> **Prompt**
Repeat all the records exactly, omitting pictures.

»»

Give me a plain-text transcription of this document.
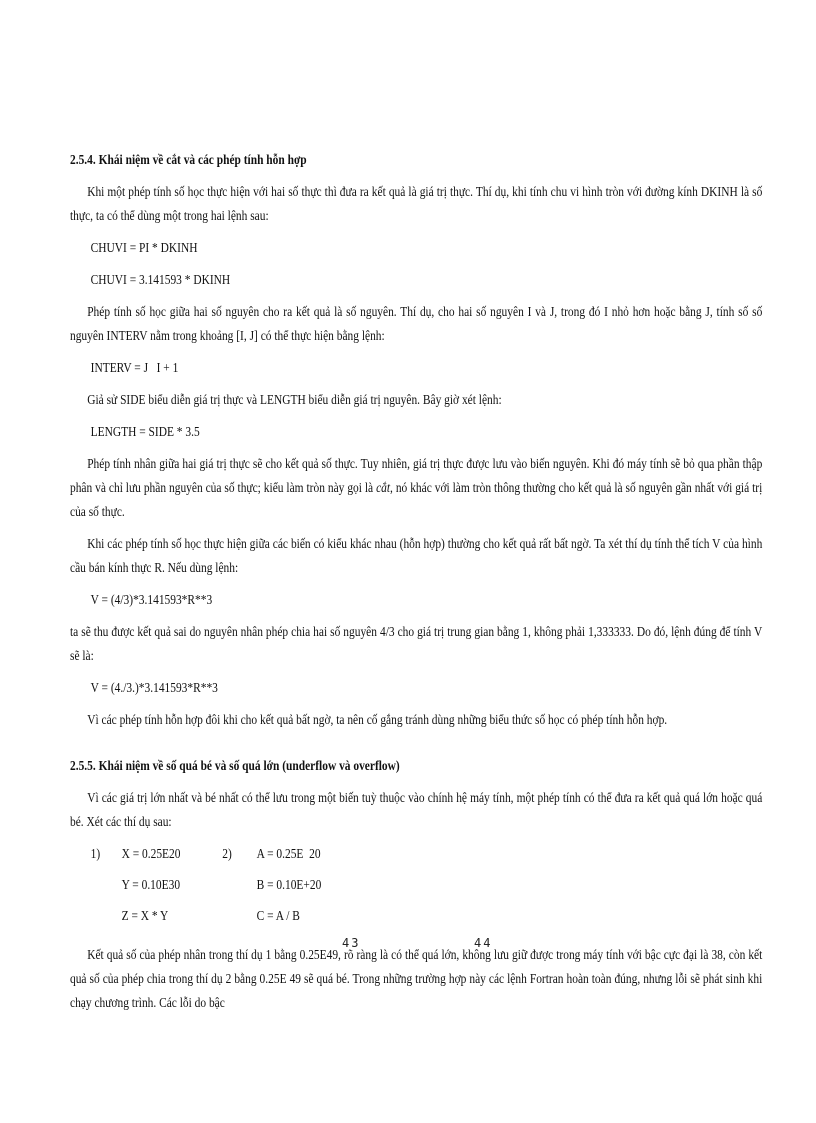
2.5.4. Khái niệm về cắt và các phép tính hỗn hợp
Khi một phép tính số học thực hiện với hai số thực thì đưa ra kết quả là giá trị thực. Thí dụ, khi tính chu vi hình tròn với đường kính DKINH là số thực, ta có thể dùng một trong hai lệnh sau:
CHUVI = PI * DKINH
CHUVI = 3.141593 * DKINH
Phép tính số học giữa hai số nguyên cho ra kết quả là số nguyên. Thí dụ, cho hai số nguyên I và J, trong đó I nhỏ hơn hoặc bằng J, tính số số nguyên INTERV nằm trong khoảng [I, J] có thể thực hiện bằng lệnh:
INTERV = J   I + 1
Giả sử SIDE biểu diễn giá trị thực và LENGTH biểu diễn giá trị nguyên. Bây giờ xét lệnh:
LENGTH = SIDE * 3.5
Phép tính nhân giữa hai giá trị thực sẽ cho kết quả số thực. Tuy nhiên, giá trị thực được lưu vào biến nguyên. Khi đó máy tính sẽ bỏ qua phần thập phân và chỉ lưu phần nguyên của số thực; kiểu làm tròn này gọi là cắt, nó khác với làm tròn thông thường cho kết quả là số nguyên gần nhất với giá trị của số thực.
Khi các phép tính số học thực hiện giữa các biến có kiểu khác nhau (hỗn hợp) thường cho kết quả rất bất ngờ. Ta xét thí dụ tính thể tích V của hình cầu bán kính thực R. Nếu dùng lệnh:
V = (4/3)*3.141593*R**3
ta sẽ thu được kết quả sai do nguyên nhân phép chia hai số nguyên 4/3 cho giá trị trung gian bằng 1, không phải 1,333333. Do đó, lệnh đúng để tính V sẽ là:
V = (4./3.)*3.141593*R**3
Vì các phép tính hỗn hợp đôi khi cho kết quả bất ngờ, ta nên cố gắng tránh dùng những biểu thức số học có phép tính hỗn hợp.
2.5.5. Khái niệm về số quá bé và số quá lớn (underflow và overflow)
Vì các giá trị lớn nhất và bé nhất có thể lưu trong một biến tuỳ thuộc vào chính hệ máy tính, một phép tính có thể đưa ra kết quả quá lớn hoặc quá bé. Xét các thí dụ sau:
1)	X = 0.25E20	2)	A = 0.25E  20
Y = 0.10E30	B = 0.10E+20
Z = X * Y	C = A / B
Kết quả số của phép nhân trong thí dụ 1 bằng 0.25E49, rõ ràng là có thể quá lớn, không lưu giữ được trong máy tính với bậc cực đại là 38, còn kết quả số của phép chia trong thí dụ 2 bằng 0.25E 49 sẽ quá bé. Trong những trường hợp này các lệnh Fortran hoàn toàn đúng, nhưng lỗi sẽ phát sinh khi chạy chương trình. Các lỗi do bậc
43	44
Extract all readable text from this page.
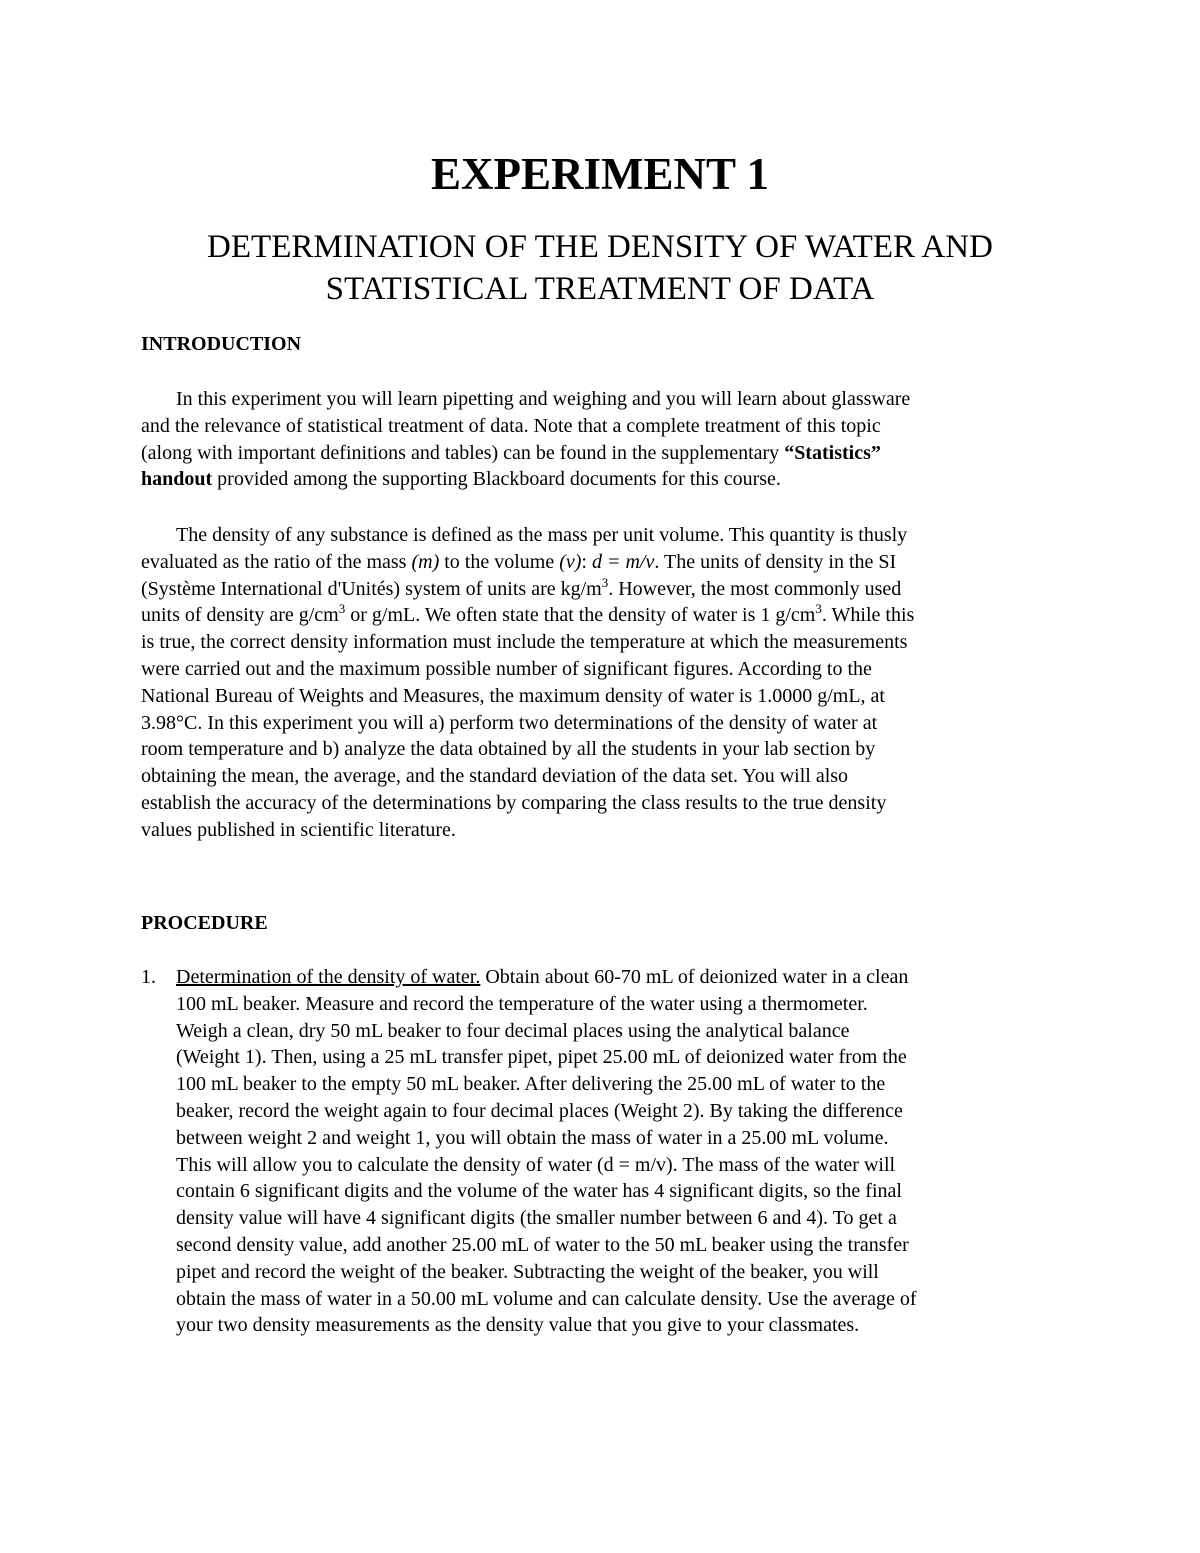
EXPERIMENT 1
DETERMINATION OF THE DENSITY OF WATER AND
STATISTICAL TREATMENT OF DATA
INTRODUCTION
In this experiment you will learn pipetting and weighing and you will learn about glassware
and the relevance of statistical treatment of data. Note that a complete treatment of this topic
(along with important definitions and tables) can be found in the supplementary “Statistics”
handout provided among the supporting Blackboard documents for this course.
The density of any substance is defined as the mass per unit volume. This quantity is thusly
evaluated as the ratio of the mass (m) to the volume (v): d = m/v. The units of density in the SI
(Système International d'Unités) system of units are $kg/m^3$. However, the most commonly used
units of density are $g/cm^3$ or g/mL. We often state that the density of water is 1 $g/cm^3$. While this
is true, the correct density information must include the temperature at which the measurements
were carried out and the maximum possible number of significant figures. According to the
National Bureau of Weights and Measures, the maximum density of water is 1.0000 g/mL, at
3.98°C. In this experiment you will a) perform two determinations of the density of water at
room temperature and b) analyze the data obtained by all the students in your lab section by
obtaining the mean, the average, and the standard deviation of the data set. You will also
establish the accuracy of the determinations by comparing the class results to the true density
values published in scientific literature.
PROCEDURE
1. Determination of the density of water. Obtain about 60-70 mL of deionized water in a clean
100 mL beaker. Measure and record the temperature of the water using a thermometer.
Weigh a clean, dry 50 mL beaker to four decimal places using the analytical balance
(Weight 1). Then, using a 25 mL transfer pipet, pipet 25.00 mL of deionized water from the
100 mL beaker to the empty 50 mL beaker. After delivering the 25.00 mL of water to the
beaker, record the weight again to four decimal places (Weight 2). By taking the difference
between weight 2 and weight 1, you will obtain the mass of water in a 25.00 mL volume.
This will allow you to calculate the density of water (d = m/v). The mass of the water will
contain 6 significant digits and the volume of the water has 4 significant digits, so the final
density value will have 4 significant digits (the smaller number between 6 and 4). To get a
second density value, add another 25.00 mL of water to the 50 mL beaker using the transfer
pipet and record the weight of the beaker. Subtracting the weight of the beaker, you will
obtain the mass of water in a 50.00 mL volume and can calculate density. Use the average of
your two density measurements as the density value that you give to your classmates.
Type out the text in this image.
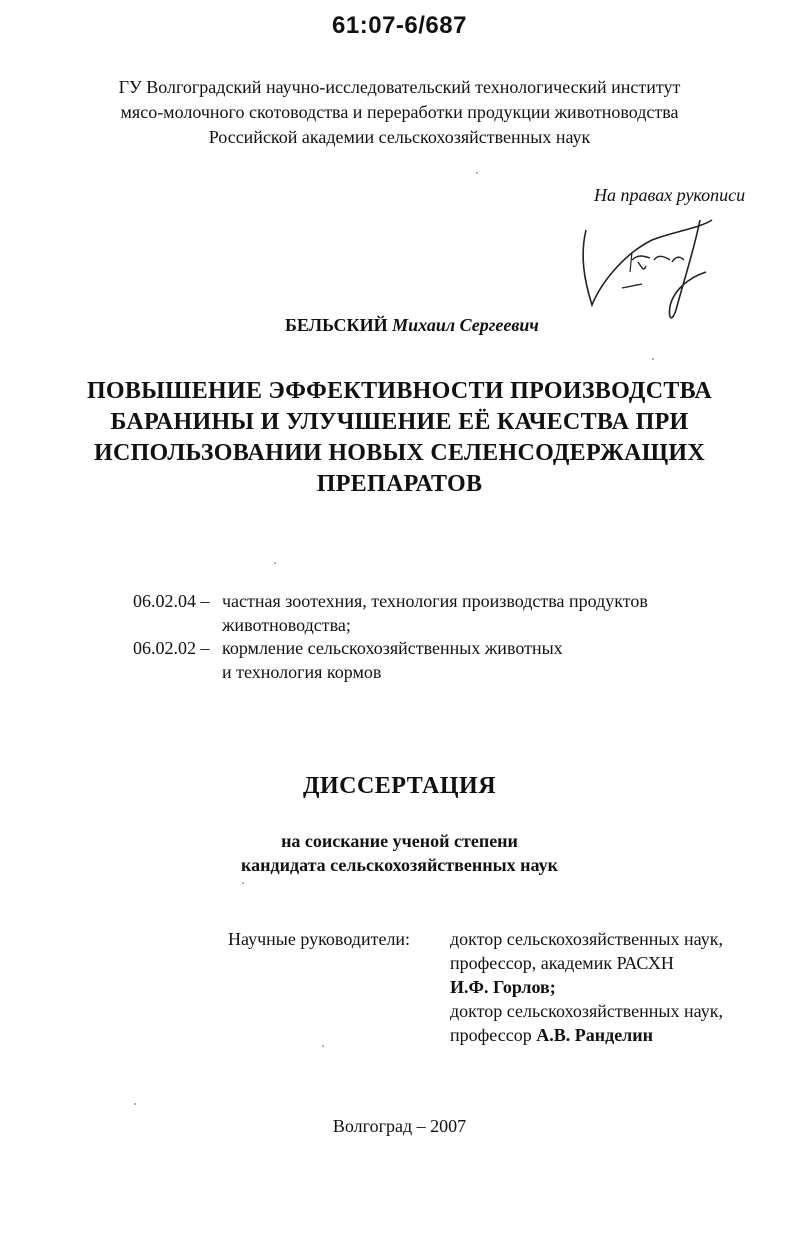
61:07-6/687
ГУ Волгоградский научно-исследовательский технологический институт
мясо-молочного скотоводства и переработки продукции животноводства
Российской академии сельскохозяйственных наук
На правах рукописи
БЕЛЬСКИЙ Михаил Сергеевич
ПОВЫШЕНИЕ ЭФФЕКТИВНОСТИ ПРОИЗВОДСТВА
БАРАНИНЫ И УЛУЧШЕНИЕ ЕЁ КАЧЕСТВА ПРИ
ИСПОЛЬЗОВАНИИ НОВЫХ СЕЛЕНСОДЕРЖАЩИХ
ПРЕПАРАТОВ
06.02.04 – частная зоотехния, технология производства продуктов
животноводства;
06.02.02 – кормление сельскохозяйственных животных
и технология кормов
ДИССЕРТАЦИЯ
на соискание ученой степени
кандидата сельскохозяйственных наук
Научные руководители: доктор сельскохозяйственных наук,
профессор, академик РАСХН
И.Ф. Горлов;
доктор сельскохозяйственных наук,
профессор А.В. Ранделин
Волгоград – 2007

««

> **Result for this task**
Give me a plain-text transcription of this document.
2.5.4. Khái niệm về cắt và các phép tính hỗn hợp
Khi một phép tính số học thực hiện với hai số thực thì đưa ra kết quả là giá trị thực. Thí dụ, khi tính chu vi hình tròn với đường kính DKINH là số thực, ta có thể dùng một trong hai lệnh sau:
CHUVI = PI * DKINH
CHUVI = 3.141593 * DKINH
Phép tính số học giữa hai số nguyên cho ra kết quả là số nguyên. Thí dụ, cho hai số nguyên I và J, trong đó I nhỏ hơn hoặc bằng J, tính số số nguyên INTERV nằm trong khoảng [I, J] có thể thực hiện bằng lệnh:
INTERV = J   I + 1
Giả sử SIDE biểu diễn giá trị thực và LENGTH biểu diễn giá trị nguyên. Bây giờ xét lệnh:
LENGTH = SIDE * 3.5
Phép tính nhân giữa hai giá trị thực sẽ cho kết quả số thực. Tuy nhiên, giá trị thực được lưu vào biến nguyên. Khi đó máy tính sẽ bỏ qua phần thập phân và chỉ lưu phần nguyên của số thực; kiểu làm tròn này gọi là cắt, nó khác với làm tròn thông thường cho kết quả là số nguyên gần nhất với giá trị của số thực.
Khi các phép tính số học thực hiện giữa các biến có kiểu khác nhau (hỗn hợp) thường cho kết quả rất bất ngờ. Ta xét thí dụ tính thể tích V của hình cầu bán kính thực R. Nếu dùng lệnh:
V = (4/3)*3.141593*R**3
ta sẽ thu được kết quả sai do nguyên nhân phép chia hai số nguyên 4/3 cho giá trị trung gian bằng 1, không phải 1,333333. Do đó, lệnh đúng để tính V sẽ là:
V = (4./3.)*3.141593*R**3
Vì các phép tính hỗn hợp đôi khi cho kết quả bất ngờ, ta nên cố gắng tránh dùng những biểu thức số học có phép tính hỗn hợp.
2.5.5. Khái niệm về số quá bé và số quá lớn (underflow và overflow)
Vì các giá trị lớn nhất và bé nhất có thể lưu trong một biến tuỳ thuộc vào chính hệ máy tính, một phép tính có thể đưa ra kết quả quá lớn hoặc quá bé. Xét các thí dụ sau:
1)	X = 0.25E20	2)	A = 0.25E  20
Y = 0.10E30	B = 0.10E+20
Z = X * Y	C = A / B
Kết quả số của phép nhân trong thí dụ 1 bằng 0.25E49, rõ ràng là có thể quá lớn, không lưu giữ được trong máy tính với bậc cực đại là 38, còn kết quả số của phép chia trong thí dụ 2 bằng 0.25E 49 sẽ quá bé. Trong những trường hợp này các lệnh Fortran hoàn toàn đúng, nhưng lỗi sẽ phát sinh khi chạy chương trình. Các lỗi do bậc
43	44
Extract all readable text from this page.
EXPERIMENT 1
DETERMINATION OF THE DENSITY OF WATER AND
STATISTICAL TREATMENT OF DATA
INTRODUCTION
In this experiment you will learn pipetting and weighing and you will learn about glassware
and the relevance of statistical treatment of data. Note that a complete treatment of this topic
(along with important definitions and tables) can be found in the supplementary “Statistics”
handout provided among the supporting Blackboard documents for this course.
The density of any substance is defined as the mass per unit volume. This quantity is thusly
evaluated as the ratio of the mass (m) to the volume (v): d = m/v. The units of density in the SI
(Système International d'Unités) system of units are $kg/m^3$. However, the most commonly used
units of density are $g/cm^3$ or g/mL. We often state that the density of water is 1 $g/cm^3$. While this
is true, the correct density information must include the temperature at which the measurements
were carried out and the maximum possible number of significant figures. According to the
National Bureau of Weights and Measures, the maximum density of water is 1.0000 g/mL, at
3.98°C. In this experiment you will a) perform two determinations of the density of water at
room temperature and b) analyze the data obtained by all the students in your lab section by
obtaining the mean, the average, and the standard deviation of the data set. You will also
establish the accuracy of the determinations by comparing the class results to the true density
values published in scientific literature.
PROCEDURE
1. Determination of the density of water. Obtain about 60-70 mL of deionized water in a clean
100 mL beaker. Measure and record the temperature of the water using a thermometer.
Weigh a clean, dry 50 mL beaker to four decimal places using the analytical balance
(Weight 1). Then, using a 25 mL transfer pipet, pipet 25.00 mL of deionized water from the
100 mL beaker to the empty 50 mL beaker. After delivering the 25.00 mL of water to the
beaker, record the weight again to four decimal places (Weight 2). By taking the difference
between weight 2 and weight 1, you will obtain the mass of water in a 25.00 mL volume.
This will allow you to calculate the density of water (d = m/v). The mass of the water will
contain 6 significant digits and the volume of the water has 4 significant digits, so the final
density value will have 4 significant digits (the smaller number between 6 and 4). To get a
second density value, add another 25.00 mL of water to the 50 mL beaker using the transfer
pipet and record the weight of the beaker. Subtracting the weight of the beaker, you will
obtain the mass of water in a 50.00 mL volume and can calculate density. Use the average of
your two density measurements as the density value that you give to your classmates.
Type out the text in this image.
61:07-6/687
ГУ Волгоградский научно-исследовательский технологический институт
мясо-молочного скотоводства и переработки продукции животноводства
Российской академии сельскохозяйственных наук
На правах рукописи
БЕЛЬСКИЙ Михаил Сергеевич
ПОВЫШЕНИЕ ЭФФЕКТИВНОСТИ ПРОИЗВОДСТВА
БАРАНИНЫ И УЛУЧШЕНИЕ ЕЁ КАЧЕСТВА ПРИ
ИСПОЛЬЗОВАНИИ НОВЫХ СЕЛЕНСОДЕРЖАЩИХ
ПРЕПАРАТОВ
06.02.04 – частная зоотехния, технология производства продуктов
животноводства;
06.02.02 – кормление сельскохозяйственных животных
и технология кормов
ДИССЕРТАЦИЯ
на соискание ученой степени
кандидата сельскохозяйственных наук
Научные руководители: доктор сельскохозяйственных наук,
профессор, академик РАСХН
И.Ф. Горлов;
доктор сельскохозяйственных наук,
профессор А.В. Ранделин
Волгоград – 2007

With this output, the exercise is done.